EXERCISE TASK: Pick out each line with the word "RDWIA" from the material that follows.

** start **

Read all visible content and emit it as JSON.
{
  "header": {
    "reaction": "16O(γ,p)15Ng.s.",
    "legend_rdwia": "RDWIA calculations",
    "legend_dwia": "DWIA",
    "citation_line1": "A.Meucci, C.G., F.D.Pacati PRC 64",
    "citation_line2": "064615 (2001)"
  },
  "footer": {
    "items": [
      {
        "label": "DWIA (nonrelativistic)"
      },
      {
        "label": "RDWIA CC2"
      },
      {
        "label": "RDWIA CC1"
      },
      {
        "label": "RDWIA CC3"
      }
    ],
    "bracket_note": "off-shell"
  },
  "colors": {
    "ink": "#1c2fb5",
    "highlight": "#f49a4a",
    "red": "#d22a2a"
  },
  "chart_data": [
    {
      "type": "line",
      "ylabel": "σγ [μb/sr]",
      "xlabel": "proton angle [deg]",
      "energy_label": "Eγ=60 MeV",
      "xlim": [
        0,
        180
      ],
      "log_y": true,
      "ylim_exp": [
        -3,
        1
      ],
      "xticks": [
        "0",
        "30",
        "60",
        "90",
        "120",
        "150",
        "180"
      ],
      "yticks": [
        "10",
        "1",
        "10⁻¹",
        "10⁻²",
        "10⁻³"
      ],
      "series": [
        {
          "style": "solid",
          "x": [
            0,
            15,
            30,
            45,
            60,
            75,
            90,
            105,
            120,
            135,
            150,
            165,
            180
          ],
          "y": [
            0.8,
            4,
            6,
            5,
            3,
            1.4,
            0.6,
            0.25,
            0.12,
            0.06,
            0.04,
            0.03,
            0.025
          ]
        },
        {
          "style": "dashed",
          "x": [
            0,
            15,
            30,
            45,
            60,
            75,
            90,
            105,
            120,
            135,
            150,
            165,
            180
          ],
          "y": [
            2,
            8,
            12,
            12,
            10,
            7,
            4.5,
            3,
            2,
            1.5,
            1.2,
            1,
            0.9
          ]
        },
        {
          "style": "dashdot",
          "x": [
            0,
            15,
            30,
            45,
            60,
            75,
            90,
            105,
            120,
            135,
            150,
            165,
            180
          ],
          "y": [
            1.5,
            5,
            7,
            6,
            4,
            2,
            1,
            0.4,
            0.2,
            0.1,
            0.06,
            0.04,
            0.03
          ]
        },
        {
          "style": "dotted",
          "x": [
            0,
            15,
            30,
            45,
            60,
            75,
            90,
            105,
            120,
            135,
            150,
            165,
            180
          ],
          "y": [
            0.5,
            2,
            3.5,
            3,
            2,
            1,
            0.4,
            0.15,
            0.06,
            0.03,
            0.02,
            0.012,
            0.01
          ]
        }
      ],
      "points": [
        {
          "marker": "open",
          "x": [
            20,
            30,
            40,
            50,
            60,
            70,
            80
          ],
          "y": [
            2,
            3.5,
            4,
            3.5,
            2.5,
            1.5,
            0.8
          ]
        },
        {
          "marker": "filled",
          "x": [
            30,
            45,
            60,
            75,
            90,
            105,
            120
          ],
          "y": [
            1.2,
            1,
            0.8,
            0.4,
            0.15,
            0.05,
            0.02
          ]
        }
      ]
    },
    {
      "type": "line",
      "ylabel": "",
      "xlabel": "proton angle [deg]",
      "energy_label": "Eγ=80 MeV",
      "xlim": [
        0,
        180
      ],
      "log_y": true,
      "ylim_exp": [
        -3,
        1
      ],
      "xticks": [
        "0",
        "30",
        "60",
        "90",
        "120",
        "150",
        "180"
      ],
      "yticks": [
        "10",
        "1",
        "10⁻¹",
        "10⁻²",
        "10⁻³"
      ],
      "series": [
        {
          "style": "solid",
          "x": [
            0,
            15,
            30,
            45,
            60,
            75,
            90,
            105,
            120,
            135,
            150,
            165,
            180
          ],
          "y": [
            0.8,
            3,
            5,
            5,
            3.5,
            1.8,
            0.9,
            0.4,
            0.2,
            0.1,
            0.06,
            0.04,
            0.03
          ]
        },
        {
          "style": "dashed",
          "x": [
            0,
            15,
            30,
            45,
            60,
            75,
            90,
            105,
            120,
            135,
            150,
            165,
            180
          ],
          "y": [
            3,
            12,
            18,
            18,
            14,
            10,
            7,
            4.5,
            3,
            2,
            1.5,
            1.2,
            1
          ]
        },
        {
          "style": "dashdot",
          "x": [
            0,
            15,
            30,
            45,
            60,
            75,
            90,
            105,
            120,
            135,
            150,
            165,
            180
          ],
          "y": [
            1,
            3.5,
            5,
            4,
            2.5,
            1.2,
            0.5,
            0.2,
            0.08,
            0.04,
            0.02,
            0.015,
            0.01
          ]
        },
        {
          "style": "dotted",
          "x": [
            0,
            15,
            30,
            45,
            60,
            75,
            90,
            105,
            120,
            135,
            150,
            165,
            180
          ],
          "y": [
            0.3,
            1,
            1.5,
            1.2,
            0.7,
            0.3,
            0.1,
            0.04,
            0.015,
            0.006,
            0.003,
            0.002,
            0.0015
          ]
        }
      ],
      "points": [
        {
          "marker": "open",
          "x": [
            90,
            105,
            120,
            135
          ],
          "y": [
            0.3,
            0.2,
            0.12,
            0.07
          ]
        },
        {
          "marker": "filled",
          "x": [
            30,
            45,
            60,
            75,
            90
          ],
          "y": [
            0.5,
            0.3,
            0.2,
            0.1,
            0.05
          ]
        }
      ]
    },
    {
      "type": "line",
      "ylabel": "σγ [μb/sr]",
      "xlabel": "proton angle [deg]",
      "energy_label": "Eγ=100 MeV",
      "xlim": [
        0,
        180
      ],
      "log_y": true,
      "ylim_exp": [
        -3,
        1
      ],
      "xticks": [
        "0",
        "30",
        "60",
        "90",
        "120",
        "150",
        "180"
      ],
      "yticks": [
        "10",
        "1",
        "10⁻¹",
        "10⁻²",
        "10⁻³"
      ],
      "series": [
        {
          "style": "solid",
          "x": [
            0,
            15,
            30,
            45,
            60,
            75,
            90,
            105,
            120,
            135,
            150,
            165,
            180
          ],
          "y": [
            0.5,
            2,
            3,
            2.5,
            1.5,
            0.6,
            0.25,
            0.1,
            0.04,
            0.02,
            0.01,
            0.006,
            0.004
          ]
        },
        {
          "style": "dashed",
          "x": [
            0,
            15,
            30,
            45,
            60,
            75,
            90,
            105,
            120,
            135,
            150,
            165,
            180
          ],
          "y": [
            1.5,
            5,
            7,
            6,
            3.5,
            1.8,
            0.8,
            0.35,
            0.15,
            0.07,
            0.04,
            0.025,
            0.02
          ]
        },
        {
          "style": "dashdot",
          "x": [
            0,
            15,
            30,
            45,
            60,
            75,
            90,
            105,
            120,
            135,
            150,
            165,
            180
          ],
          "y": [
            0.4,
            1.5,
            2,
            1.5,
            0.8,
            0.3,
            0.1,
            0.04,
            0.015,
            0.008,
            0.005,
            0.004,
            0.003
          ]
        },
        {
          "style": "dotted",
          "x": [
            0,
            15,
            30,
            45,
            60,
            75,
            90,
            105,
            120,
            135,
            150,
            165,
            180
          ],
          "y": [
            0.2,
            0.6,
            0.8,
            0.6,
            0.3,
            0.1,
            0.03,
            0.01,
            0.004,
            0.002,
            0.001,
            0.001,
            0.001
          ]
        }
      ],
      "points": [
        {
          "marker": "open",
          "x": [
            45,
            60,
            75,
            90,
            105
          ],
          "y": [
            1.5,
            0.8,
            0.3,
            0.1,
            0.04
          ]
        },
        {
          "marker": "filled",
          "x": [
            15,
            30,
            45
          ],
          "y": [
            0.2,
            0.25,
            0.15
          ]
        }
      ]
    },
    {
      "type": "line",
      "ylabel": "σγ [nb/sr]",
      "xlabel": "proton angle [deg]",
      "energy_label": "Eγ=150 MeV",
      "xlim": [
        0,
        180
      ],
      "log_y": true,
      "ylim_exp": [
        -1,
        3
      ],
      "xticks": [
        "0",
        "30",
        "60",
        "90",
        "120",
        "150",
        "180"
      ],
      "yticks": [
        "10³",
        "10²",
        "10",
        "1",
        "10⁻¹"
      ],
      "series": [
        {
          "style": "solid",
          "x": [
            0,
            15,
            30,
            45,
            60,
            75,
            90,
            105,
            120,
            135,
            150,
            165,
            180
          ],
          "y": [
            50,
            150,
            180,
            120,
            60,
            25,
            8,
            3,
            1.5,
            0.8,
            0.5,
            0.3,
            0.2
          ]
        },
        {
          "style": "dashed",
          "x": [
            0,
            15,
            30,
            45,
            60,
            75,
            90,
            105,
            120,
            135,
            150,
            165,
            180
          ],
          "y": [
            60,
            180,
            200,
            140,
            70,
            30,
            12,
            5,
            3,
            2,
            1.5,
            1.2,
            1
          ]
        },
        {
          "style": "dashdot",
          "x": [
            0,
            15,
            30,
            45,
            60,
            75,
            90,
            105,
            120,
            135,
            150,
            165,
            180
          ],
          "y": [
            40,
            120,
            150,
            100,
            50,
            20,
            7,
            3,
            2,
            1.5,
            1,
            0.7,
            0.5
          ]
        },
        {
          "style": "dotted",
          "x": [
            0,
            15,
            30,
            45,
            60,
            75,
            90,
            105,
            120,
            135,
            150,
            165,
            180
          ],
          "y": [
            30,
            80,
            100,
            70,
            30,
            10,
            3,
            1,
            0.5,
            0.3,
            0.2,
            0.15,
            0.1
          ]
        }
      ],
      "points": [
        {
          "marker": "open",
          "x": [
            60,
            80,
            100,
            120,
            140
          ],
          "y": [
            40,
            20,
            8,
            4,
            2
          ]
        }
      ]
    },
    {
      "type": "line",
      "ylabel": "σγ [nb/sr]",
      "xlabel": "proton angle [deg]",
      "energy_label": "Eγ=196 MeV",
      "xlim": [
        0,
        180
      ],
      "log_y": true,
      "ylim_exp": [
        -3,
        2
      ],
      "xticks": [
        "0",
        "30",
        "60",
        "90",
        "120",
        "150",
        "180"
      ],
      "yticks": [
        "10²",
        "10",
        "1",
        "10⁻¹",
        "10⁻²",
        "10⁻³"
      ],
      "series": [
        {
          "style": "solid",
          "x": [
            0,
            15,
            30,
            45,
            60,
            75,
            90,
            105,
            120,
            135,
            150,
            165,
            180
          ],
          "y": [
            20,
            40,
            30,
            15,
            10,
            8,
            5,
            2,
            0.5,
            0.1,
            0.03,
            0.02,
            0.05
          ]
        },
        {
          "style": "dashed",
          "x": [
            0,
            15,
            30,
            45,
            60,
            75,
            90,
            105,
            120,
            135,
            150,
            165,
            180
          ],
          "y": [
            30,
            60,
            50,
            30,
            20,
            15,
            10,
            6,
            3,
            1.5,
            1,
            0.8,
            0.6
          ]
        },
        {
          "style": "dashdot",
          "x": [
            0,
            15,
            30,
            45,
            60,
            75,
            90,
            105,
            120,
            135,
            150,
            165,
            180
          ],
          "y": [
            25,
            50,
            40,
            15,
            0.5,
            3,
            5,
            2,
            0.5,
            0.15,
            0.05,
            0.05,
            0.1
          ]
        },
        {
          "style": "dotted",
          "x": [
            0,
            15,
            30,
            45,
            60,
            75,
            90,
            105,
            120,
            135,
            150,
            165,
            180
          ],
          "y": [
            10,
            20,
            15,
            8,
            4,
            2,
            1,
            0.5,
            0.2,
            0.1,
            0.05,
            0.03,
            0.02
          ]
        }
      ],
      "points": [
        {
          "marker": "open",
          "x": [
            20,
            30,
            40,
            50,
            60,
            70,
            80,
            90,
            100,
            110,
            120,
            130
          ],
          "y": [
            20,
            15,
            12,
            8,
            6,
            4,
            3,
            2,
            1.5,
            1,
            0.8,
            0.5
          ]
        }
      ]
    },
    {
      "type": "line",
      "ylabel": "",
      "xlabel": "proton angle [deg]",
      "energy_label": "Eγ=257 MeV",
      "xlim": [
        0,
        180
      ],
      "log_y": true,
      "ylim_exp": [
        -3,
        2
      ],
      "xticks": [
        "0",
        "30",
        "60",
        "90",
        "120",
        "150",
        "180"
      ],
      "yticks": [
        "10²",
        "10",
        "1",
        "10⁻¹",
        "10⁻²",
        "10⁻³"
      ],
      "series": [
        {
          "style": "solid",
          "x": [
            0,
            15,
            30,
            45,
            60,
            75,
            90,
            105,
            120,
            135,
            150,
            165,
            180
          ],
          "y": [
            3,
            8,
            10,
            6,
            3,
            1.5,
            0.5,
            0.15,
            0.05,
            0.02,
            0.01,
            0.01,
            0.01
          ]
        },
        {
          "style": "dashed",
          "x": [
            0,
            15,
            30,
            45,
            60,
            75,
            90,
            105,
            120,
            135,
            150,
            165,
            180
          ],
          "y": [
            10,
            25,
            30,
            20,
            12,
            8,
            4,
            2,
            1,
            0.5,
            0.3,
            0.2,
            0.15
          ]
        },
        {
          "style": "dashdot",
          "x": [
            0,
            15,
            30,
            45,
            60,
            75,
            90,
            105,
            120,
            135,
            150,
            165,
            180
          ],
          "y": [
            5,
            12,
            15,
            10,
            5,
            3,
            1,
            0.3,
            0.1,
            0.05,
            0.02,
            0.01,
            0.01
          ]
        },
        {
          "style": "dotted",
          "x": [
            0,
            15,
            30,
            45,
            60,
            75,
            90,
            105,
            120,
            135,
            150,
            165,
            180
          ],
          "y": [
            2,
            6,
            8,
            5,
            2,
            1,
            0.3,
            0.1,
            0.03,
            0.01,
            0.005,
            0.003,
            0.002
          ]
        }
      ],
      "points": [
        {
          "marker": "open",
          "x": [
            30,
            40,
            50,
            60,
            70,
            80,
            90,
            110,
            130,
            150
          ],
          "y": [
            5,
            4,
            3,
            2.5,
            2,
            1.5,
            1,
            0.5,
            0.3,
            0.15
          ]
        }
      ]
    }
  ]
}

** end **

OUTPUT OF THE TASK:
    "legend_rdwia": "RDWIA calculations",
        "label": "RDWIA CC2"
        "label": "RDWIA CC1"
        "label": "RDWIA CC3"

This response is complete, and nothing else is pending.